▶ _REQUIRED TASK_
Will you restate verbatim the lines running from the line with "OCR this image." to the end of the data, leaving out everything else?

[Entries from a dataset]
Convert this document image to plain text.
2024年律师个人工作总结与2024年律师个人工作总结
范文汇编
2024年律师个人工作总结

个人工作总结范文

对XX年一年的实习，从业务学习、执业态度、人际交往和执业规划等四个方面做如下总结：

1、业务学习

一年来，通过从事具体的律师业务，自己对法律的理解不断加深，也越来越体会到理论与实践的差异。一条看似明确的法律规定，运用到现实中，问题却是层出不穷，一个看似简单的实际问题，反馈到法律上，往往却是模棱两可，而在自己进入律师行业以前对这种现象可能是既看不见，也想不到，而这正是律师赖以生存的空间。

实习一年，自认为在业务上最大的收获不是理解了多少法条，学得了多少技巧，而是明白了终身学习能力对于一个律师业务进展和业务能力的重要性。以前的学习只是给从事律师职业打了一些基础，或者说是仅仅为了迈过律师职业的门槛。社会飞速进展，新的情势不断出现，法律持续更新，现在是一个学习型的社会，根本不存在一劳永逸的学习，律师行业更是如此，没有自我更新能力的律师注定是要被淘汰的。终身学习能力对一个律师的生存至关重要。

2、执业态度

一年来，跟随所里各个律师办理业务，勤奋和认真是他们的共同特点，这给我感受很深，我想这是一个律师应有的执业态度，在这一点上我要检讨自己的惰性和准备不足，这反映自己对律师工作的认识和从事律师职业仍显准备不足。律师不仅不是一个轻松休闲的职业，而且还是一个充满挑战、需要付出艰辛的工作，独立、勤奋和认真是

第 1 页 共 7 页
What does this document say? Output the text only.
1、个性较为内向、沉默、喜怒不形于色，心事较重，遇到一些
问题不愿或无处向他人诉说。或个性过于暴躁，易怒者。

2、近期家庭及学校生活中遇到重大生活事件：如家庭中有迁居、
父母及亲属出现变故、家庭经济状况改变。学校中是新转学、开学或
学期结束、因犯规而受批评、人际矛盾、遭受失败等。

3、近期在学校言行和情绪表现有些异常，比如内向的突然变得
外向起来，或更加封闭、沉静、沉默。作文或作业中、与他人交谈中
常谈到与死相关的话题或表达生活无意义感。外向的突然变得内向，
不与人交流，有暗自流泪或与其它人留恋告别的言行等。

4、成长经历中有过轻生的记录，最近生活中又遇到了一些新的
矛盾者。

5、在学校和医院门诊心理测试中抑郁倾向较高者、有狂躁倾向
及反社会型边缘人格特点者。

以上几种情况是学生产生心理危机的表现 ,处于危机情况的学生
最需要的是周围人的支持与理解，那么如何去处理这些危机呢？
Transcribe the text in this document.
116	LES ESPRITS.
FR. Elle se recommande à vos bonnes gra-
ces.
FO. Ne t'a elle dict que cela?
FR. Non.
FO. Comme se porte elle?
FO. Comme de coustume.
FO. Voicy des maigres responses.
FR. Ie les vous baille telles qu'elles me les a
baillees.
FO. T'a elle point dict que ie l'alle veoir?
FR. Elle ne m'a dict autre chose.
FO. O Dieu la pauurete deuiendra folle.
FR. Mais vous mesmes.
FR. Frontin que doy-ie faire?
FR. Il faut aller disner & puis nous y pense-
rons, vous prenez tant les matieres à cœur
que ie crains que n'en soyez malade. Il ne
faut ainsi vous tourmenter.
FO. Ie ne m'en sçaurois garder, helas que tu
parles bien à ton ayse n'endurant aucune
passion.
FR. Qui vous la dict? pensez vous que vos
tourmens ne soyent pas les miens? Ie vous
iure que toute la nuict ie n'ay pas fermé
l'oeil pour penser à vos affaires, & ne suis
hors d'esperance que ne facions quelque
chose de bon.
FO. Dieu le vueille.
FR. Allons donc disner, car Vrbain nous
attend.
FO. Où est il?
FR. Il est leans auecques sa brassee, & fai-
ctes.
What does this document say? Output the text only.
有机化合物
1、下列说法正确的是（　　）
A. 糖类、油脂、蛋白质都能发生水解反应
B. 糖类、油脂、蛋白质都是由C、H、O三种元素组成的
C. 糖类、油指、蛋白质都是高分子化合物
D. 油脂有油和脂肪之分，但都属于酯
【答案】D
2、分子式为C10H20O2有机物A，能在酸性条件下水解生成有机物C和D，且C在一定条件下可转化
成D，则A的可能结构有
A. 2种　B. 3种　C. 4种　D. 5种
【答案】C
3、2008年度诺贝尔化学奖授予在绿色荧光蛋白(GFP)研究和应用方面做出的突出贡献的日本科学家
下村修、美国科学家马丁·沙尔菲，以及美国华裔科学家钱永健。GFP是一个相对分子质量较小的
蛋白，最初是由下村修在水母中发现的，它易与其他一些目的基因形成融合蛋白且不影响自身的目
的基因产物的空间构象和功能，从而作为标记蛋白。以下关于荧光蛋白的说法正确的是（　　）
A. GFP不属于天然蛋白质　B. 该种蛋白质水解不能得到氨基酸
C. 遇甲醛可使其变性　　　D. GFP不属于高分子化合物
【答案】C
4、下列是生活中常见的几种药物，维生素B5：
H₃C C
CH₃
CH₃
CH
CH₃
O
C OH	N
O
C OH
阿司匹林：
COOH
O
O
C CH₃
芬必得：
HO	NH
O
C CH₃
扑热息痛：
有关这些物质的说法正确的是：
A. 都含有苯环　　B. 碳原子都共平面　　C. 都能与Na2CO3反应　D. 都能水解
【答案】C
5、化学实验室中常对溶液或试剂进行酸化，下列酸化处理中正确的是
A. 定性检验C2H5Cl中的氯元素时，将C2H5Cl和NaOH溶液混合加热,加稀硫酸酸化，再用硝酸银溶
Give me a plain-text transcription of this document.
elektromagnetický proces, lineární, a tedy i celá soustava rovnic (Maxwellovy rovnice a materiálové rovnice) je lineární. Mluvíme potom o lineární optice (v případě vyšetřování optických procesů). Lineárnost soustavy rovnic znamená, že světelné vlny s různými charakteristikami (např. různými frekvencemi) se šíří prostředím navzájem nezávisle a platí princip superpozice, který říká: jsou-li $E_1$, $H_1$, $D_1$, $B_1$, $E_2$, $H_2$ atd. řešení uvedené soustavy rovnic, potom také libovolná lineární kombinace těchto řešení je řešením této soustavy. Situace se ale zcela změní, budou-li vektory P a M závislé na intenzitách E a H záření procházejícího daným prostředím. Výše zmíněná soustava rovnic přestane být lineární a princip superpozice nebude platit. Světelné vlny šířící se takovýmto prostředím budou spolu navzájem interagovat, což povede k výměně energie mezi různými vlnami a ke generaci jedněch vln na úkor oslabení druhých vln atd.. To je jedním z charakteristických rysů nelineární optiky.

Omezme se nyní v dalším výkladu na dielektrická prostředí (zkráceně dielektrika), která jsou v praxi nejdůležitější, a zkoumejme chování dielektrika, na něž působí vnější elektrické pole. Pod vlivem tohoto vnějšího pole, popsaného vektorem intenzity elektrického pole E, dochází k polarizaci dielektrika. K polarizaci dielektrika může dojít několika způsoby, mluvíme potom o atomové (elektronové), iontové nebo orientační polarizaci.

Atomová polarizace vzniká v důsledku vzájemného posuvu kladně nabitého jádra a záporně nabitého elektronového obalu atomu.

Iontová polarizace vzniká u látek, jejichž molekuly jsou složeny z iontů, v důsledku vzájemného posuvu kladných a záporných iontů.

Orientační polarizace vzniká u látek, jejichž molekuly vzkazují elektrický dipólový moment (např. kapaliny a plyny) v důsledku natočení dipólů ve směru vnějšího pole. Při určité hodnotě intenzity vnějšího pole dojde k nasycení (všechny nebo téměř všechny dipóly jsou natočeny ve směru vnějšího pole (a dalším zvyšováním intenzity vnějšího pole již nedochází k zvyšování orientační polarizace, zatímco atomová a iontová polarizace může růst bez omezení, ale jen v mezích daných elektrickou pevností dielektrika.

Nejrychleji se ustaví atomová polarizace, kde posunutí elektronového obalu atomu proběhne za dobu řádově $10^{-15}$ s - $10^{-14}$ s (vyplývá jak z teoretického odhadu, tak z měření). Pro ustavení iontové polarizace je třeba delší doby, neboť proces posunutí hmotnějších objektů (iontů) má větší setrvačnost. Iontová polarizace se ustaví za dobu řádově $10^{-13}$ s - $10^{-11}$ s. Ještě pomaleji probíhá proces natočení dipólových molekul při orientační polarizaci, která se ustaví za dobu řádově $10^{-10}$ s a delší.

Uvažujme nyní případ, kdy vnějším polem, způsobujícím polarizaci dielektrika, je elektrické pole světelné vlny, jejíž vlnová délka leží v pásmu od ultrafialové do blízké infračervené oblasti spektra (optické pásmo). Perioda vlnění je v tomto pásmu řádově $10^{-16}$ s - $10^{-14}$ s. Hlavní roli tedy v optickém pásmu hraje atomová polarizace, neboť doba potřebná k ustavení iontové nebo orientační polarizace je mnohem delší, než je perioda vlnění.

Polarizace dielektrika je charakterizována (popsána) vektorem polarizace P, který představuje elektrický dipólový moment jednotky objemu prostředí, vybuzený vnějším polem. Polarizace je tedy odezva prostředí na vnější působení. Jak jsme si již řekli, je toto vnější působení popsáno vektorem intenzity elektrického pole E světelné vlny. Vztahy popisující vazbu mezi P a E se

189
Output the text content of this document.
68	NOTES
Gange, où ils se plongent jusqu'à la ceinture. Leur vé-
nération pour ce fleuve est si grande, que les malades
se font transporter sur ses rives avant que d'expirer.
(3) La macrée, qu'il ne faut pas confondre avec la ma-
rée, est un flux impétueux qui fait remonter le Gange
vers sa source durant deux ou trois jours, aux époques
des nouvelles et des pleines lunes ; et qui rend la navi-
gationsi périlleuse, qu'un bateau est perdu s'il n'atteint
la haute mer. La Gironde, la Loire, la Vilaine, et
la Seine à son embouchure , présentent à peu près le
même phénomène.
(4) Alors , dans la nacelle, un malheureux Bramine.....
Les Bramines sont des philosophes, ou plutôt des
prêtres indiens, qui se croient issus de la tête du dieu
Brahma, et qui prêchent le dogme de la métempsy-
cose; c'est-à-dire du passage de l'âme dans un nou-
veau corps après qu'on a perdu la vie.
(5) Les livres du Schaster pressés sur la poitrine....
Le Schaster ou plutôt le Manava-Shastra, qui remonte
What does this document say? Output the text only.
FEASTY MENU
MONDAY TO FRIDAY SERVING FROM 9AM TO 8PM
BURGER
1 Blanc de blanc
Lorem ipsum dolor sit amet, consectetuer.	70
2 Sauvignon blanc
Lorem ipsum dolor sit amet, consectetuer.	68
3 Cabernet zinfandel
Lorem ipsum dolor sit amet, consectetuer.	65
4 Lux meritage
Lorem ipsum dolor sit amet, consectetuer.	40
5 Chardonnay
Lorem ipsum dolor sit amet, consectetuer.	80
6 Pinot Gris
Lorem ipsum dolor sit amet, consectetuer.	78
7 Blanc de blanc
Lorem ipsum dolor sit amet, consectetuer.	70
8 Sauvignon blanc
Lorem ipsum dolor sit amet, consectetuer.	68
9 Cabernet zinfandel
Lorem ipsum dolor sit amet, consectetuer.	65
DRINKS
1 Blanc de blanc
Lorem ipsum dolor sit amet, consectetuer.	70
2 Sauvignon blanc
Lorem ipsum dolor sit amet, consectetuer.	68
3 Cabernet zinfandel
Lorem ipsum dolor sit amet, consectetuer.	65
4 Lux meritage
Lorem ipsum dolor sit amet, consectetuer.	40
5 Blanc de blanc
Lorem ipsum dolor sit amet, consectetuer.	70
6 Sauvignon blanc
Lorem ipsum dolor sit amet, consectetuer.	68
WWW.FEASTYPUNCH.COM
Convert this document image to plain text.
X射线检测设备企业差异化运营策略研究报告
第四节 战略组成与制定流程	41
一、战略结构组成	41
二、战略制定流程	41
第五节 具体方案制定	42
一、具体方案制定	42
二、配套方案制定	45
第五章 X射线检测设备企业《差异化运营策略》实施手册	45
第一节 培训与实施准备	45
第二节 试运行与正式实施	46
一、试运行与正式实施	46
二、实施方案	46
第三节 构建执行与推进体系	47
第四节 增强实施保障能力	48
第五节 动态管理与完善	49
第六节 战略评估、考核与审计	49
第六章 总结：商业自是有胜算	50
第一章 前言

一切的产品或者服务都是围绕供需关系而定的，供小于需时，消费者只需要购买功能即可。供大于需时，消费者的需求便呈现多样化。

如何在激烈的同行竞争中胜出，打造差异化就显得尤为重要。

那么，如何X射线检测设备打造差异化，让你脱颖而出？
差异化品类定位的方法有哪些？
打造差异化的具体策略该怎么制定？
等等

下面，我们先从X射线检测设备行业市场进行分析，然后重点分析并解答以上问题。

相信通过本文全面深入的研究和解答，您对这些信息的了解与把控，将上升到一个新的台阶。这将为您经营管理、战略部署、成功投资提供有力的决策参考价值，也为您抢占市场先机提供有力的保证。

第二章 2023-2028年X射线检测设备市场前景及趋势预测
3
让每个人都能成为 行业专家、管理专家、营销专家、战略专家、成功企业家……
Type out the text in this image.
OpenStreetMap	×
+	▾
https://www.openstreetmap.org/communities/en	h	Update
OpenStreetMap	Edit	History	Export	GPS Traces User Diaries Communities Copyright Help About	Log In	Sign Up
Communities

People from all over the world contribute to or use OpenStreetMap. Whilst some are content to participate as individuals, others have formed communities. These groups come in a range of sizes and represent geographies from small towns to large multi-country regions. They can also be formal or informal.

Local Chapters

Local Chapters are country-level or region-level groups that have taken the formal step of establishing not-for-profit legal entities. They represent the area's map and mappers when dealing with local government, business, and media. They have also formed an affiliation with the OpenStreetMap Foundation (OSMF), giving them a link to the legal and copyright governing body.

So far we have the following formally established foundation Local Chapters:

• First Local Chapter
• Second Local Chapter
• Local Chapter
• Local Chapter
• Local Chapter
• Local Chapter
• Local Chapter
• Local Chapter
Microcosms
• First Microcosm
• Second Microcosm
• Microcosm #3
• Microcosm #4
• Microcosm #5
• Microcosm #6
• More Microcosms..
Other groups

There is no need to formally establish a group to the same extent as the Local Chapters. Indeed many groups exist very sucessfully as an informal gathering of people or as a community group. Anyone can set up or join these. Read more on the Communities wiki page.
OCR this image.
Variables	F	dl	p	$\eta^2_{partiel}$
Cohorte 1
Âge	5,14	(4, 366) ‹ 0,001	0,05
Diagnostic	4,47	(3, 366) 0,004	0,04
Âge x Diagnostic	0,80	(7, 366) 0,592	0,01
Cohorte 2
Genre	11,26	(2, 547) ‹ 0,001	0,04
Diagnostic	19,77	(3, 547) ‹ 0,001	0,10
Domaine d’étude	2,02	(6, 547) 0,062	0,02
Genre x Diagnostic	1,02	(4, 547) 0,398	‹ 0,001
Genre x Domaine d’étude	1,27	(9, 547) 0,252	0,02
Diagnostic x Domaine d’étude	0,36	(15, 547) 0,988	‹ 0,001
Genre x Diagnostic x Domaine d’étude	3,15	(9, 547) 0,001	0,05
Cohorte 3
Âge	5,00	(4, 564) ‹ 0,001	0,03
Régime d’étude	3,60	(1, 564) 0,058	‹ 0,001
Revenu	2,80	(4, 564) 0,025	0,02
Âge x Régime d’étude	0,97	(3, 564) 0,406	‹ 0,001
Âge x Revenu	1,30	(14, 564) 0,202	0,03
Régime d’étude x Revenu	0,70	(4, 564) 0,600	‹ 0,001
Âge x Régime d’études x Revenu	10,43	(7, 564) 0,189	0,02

▶ _RESULT OF THE TASK_
OCR this image.
Variables	F	dl	p	$\eta^2_{partiel}$
Cohorte 1
Âge	5,14	(4, 366) ‹ 0,001	0,05
Diagnostic	4,47	(3, 366) 0,004	0,04
Âge x Diagnostic	0,80	(7, 366) 0,592	0,01
Cohorte 2
Genre	11,26	(2, 547) ‹ 0,001	0,04
Diagnostic	19,77	(3, 547) ‹ 0,001	0,10
Domaine d’étude	2,02	(6, 547) 0,062	0,02
Genre x Diagnostic	1,02	(4, 547) 0,398	‹ 0,001
Genre x Domaine d’étude	1,27	(9, 547) 0,252	0,02
Diagnostic x Domaine d’étude	0,36	(15, 547) 0,988	‹ 0,001
Genre x Diagnostic x Domaine d’étude	3,15	(9, 547) 0,001	0,05
Cohorte 3
Âge	5,00	(4, 564) ‹ 0,001	0,03
Régime d’étude	3,60	(1, 564) 0,058	‹ 0,001
Revenu	2,80	(4, 564) 0,025	0,02
Âge x Régime d’étude	0,97	(3, 564) 0,406	‹ 0,001
Âge x Revenu	1,30	(14, 564) 0,202	0,03
Régime d’étude x Revenu	0,70	(4, 564) 0,600	‹ 0,001
Âge x Régime d’études x Revenu	10,43	(7, 564) 0,189	0,02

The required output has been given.